Check every line of the entries that follow, and copy the ones containing "สระบ".

Task inputs ::
====================
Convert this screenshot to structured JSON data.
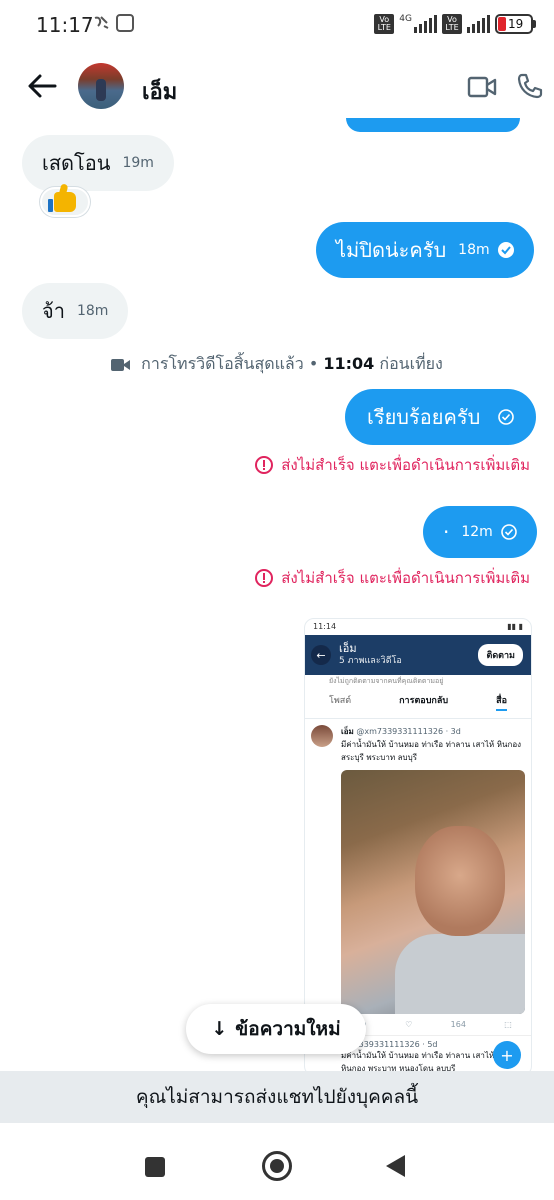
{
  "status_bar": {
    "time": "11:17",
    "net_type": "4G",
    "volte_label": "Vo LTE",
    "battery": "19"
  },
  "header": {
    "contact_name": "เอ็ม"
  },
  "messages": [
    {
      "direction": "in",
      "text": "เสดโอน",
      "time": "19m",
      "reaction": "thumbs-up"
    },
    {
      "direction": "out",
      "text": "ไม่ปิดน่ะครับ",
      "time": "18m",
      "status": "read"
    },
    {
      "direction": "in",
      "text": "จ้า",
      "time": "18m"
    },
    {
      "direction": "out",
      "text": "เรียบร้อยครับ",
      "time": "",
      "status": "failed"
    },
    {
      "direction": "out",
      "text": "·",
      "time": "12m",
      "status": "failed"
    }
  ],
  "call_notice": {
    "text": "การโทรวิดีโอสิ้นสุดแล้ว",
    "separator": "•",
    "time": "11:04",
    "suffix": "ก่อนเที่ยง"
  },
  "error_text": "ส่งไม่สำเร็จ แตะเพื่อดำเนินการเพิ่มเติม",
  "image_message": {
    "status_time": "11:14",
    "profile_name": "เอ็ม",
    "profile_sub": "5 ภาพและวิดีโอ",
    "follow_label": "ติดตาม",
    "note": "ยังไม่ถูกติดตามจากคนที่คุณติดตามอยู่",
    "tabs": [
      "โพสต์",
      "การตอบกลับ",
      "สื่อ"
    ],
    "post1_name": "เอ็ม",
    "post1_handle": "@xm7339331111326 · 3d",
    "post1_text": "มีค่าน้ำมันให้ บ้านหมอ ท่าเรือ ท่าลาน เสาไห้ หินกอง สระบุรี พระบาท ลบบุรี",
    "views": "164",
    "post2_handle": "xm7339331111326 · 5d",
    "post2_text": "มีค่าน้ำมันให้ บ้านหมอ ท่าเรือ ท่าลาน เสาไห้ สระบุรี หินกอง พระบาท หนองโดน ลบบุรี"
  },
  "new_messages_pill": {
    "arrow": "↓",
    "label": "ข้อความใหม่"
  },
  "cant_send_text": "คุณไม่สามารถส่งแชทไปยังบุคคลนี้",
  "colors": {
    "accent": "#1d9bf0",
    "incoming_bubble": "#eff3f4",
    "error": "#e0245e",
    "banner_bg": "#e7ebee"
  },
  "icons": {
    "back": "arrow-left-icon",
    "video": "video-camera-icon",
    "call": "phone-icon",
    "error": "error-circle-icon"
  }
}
====================
Solved problem ::
    "post1_text": "มีค่าน้ำมันให้ บ้านหมอ ท่าเรือ ท่าลาน เสาไห้ หินกอง สระบุรี พระบาท ลบบุรี",
    "post2_text": "มีค่าน้ำมันให้ บ้านหมอ ท่าเรือ ท่าลาน เสาไห้ สระบุรี หินกอง พระบาท หนองโดน ลบบุรี"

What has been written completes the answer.